◆ To do
Copy out all lines with the word "object" in them.

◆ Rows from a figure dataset
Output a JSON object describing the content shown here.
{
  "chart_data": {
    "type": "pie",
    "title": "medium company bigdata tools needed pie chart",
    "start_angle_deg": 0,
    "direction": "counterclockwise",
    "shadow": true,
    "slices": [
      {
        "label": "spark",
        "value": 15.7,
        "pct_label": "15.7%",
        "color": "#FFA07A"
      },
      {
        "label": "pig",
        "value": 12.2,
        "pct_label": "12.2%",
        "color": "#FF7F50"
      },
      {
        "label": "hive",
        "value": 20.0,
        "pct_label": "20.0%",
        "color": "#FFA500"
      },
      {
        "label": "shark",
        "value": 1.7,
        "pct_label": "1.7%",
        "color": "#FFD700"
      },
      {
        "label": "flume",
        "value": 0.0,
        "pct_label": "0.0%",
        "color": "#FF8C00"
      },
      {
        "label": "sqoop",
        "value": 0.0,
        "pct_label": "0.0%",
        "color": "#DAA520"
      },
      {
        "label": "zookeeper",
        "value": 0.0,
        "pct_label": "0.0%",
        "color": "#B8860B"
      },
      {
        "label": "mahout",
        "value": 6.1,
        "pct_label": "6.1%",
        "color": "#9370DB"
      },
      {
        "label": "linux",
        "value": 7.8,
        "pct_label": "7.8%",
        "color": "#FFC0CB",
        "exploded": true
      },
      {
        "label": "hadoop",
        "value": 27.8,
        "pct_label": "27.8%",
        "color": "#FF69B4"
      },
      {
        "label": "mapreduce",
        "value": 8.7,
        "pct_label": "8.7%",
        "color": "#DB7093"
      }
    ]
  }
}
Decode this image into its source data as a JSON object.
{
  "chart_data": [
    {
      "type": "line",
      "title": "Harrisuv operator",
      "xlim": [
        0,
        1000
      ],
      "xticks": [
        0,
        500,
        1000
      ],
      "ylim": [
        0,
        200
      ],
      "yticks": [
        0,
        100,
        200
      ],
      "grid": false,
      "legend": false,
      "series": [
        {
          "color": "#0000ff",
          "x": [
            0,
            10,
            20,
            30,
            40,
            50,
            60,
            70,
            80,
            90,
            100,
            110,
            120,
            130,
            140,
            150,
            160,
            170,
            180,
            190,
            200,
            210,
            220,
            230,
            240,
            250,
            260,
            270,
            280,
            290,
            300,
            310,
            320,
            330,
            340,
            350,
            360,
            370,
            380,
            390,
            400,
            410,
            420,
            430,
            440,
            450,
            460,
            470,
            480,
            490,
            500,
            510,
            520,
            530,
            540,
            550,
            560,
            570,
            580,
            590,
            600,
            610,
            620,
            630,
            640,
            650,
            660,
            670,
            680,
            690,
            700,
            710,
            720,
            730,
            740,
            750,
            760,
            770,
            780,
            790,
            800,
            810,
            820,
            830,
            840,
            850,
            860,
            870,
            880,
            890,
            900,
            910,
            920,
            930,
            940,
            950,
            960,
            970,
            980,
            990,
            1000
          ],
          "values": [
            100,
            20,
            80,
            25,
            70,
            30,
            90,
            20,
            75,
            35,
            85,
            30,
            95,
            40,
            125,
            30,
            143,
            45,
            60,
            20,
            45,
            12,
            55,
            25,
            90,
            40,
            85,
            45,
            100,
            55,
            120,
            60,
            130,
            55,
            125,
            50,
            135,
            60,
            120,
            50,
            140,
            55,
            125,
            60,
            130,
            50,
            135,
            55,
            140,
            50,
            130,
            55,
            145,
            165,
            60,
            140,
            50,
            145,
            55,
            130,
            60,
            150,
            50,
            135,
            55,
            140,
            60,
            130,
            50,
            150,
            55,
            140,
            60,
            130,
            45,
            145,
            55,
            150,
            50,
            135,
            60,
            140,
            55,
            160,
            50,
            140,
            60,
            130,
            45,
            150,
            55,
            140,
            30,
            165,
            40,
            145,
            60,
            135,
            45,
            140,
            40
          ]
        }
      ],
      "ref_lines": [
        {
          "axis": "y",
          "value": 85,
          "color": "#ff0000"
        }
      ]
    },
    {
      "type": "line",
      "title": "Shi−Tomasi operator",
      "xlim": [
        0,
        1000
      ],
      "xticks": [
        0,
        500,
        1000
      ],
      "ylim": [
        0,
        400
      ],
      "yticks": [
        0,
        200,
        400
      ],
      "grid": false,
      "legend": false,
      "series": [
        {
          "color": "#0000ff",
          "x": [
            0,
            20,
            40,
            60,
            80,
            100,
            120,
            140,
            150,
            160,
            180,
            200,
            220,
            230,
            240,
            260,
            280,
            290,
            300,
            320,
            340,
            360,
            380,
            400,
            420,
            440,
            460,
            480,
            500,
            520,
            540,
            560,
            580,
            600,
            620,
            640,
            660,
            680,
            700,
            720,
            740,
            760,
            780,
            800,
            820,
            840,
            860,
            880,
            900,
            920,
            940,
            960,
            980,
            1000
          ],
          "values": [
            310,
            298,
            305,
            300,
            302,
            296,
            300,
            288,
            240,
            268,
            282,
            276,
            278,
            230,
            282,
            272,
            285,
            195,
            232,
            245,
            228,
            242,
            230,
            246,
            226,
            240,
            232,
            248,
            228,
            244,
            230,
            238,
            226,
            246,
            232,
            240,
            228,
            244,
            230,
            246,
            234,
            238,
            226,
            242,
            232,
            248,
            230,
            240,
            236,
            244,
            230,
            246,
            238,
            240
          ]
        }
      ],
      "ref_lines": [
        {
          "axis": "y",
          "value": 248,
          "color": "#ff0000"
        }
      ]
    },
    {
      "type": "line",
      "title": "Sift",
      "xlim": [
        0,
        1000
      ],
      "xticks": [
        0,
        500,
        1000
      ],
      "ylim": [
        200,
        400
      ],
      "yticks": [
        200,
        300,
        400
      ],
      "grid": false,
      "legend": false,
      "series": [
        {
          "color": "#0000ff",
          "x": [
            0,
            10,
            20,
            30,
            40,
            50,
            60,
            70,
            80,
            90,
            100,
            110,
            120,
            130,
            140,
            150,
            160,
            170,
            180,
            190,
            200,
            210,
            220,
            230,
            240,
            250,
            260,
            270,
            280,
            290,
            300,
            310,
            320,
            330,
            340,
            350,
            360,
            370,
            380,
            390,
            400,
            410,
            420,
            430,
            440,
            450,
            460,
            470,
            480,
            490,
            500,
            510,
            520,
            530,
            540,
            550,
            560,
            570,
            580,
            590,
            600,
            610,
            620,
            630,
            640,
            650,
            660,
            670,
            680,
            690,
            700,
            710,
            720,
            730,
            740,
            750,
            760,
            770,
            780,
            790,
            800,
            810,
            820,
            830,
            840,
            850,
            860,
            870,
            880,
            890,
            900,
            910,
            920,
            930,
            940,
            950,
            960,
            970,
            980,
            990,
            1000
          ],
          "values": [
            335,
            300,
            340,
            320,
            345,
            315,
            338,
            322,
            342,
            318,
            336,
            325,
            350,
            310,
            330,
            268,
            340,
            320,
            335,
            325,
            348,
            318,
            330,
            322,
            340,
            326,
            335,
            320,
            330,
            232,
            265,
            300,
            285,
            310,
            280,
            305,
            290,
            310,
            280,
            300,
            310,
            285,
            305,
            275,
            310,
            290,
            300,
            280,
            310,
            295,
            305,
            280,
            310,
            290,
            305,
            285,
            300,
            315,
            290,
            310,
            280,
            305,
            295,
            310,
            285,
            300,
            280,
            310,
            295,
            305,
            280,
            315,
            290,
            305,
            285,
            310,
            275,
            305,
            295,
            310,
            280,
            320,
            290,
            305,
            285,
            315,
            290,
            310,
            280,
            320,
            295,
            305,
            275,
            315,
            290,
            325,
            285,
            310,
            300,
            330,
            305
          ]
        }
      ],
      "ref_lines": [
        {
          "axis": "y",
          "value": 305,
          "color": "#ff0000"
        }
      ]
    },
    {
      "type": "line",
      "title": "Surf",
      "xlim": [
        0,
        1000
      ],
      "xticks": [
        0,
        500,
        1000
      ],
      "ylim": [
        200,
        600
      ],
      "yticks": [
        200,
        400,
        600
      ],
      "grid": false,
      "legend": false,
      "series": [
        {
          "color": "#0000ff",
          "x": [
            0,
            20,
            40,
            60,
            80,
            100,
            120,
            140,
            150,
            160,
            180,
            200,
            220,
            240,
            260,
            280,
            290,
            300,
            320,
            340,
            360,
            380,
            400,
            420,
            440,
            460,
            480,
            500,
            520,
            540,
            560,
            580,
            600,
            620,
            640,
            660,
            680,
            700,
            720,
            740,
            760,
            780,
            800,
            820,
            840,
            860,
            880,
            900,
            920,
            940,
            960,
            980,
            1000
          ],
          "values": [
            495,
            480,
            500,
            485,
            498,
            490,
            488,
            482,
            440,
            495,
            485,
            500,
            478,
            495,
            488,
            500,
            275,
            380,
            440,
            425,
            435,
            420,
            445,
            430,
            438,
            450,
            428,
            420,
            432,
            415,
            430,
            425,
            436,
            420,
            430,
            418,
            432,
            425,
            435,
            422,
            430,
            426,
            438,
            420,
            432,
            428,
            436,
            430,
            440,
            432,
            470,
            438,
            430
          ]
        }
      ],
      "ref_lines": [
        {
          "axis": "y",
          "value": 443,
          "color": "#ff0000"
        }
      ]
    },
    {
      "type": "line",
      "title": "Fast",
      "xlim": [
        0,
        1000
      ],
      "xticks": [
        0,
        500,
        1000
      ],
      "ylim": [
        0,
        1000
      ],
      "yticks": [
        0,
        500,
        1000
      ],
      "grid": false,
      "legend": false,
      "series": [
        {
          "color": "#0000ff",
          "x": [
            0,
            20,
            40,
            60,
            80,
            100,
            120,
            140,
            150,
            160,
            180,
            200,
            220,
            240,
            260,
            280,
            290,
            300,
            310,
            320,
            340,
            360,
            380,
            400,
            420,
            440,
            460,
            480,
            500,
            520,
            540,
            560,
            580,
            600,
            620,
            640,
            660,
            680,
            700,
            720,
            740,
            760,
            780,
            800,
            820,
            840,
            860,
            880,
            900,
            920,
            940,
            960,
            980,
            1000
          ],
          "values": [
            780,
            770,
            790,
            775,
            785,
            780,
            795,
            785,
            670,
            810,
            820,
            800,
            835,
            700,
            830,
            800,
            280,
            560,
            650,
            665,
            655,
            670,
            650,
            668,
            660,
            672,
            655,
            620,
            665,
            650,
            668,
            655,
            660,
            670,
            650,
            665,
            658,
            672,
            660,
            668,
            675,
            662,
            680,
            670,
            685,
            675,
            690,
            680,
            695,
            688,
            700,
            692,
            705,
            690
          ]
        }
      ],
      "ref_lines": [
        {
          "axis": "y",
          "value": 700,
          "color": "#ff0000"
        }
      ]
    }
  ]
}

◆ Exercise output
Output a JSON object describing the content shown here.
Decode this image into its source data as a JSON object.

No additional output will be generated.